--- Start DATA SUPPLIED ---

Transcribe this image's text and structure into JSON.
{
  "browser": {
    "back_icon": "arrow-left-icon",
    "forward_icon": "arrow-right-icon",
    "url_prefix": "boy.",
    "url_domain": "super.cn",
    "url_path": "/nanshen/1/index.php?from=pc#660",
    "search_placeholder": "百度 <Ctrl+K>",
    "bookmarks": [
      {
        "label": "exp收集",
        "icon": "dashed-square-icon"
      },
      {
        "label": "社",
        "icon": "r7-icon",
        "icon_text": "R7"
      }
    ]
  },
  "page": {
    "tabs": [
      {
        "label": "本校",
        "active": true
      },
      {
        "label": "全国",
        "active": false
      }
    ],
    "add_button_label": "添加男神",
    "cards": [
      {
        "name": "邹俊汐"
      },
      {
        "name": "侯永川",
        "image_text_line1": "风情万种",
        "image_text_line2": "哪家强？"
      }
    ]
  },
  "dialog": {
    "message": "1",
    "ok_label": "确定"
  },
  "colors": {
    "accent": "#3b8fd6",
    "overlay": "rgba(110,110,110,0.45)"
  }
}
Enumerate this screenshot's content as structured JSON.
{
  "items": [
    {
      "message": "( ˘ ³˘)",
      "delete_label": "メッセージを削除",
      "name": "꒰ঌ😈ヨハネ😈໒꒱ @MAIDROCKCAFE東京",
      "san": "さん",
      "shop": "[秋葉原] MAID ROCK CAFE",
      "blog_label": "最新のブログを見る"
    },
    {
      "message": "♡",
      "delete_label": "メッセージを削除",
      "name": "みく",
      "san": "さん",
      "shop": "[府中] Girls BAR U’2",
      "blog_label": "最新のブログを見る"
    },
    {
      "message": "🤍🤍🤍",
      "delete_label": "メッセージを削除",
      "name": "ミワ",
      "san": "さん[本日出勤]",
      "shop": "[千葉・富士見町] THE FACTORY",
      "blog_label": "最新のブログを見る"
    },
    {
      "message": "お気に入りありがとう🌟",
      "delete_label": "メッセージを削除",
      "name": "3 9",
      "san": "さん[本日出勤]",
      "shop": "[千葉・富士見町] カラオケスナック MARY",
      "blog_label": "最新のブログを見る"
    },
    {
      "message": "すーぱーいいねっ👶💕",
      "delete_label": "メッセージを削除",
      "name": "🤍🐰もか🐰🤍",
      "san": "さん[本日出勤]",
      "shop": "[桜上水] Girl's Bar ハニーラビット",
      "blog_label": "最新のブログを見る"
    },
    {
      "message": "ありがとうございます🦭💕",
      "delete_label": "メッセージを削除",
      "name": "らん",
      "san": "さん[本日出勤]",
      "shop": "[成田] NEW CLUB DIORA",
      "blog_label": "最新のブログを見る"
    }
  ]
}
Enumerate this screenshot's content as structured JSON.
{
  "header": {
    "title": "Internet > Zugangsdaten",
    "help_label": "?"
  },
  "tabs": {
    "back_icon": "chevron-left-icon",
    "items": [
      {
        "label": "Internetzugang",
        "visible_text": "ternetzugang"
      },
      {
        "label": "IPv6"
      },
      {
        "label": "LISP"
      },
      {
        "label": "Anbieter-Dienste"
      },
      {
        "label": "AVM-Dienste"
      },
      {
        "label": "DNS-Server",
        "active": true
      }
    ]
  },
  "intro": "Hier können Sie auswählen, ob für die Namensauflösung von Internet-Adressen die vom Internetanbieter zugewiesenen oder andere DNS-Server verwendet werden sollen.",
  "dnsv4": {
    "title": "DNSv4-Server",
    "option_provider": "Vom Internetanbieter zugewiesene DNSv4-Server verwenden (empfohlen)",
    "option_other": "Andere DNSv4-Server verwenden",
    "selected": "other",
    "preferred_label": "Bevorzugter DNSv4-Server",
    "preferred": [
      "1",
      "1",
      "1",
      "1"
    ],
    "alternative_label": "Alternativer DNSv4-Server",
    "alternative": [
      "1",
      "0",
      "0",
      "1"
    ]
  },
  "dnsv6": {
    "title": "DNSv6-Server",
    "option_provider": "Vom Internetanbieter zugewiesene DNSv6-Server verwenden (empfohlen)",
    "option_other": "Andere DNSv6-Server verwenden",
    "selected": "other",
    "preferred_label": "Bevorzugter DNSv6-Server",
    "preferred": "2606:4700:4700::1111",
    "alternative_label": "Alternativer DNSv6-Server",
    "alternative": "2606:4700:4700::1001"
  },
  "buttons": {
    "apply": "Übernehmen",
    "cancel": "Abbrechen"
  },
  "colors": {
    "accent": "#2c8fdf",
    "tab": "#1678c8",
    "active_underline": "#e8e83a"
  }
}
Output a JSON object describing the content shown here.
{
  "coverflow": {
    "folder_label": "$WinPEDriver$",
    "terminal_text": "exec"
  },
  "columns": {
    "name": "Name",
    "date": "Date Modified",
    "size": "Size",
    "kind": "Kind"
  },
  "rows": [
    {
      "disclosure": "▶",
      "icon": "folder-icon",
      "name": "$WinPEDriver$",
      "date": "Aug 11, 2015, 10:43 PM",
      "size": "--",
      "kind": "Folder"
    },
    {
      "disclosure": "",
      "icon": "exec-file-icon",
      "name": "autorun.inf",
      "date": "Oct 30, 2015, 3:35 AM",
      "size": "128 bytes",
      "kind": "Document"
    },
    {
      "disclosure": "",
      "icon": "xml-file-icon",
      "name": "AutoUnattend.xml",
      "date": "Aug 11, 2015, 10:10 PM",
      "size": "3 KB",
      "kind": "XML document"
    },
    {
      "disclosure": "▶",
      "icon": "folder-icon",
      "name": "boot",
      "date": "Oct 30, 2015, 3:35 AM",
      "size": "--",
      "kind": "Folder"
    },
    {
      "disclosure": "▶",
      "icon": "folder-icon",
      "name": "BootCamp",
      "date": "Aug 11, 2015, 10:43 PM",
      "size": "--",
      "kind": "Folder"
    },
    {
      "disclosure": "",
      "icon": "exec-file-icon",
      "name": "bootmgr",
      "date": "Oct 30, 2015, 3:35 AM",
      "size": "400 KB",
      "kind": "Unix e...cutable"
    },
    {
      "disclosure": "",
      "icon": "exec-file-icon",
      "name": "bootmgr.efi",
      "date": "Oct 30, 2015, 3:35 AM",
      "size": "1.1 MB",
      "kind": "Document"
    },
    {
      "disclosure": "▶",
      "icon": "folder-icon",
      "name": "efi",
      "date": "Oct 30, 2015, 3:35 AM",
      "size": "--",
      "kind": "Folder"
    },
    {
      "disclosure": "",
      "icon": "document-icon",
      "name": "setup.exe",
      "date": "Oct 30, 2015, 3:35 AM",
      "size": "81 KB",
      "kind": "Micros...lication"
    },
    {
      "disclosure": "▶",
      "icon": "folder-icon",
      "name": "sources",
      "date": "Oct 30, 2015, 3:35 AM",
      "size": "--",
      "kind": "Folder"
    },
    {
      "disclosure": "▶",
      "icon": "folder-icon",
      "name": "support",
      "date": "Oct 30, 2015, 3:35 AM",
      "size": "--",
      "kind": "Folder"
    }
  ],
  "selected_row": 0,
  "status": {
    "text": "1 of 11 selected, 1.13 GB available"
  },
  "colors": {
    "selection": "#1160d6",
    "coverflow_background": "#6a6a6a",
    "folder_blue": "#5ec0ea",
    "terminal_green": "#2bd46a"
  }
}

--- End DATA SUPPLIED ---

> **PROBLEM TO WORK ON**
Filter the entries and copy out every line with the word "verwenden".

> **EXERCISE SOLUTION**
    "option_provider": "Vom Internetanbieter zugewiesene DNSv4-Server verwenden (empfohlen)",
    "option_other": "Andere DNSv4-Server verwenden",
    "option_provider": "Vom Internetanbieter zugewiesene DNSv6-Server verwenden (empfohlen)",
    "option_other": "Andere DNSv6-Server verwenden",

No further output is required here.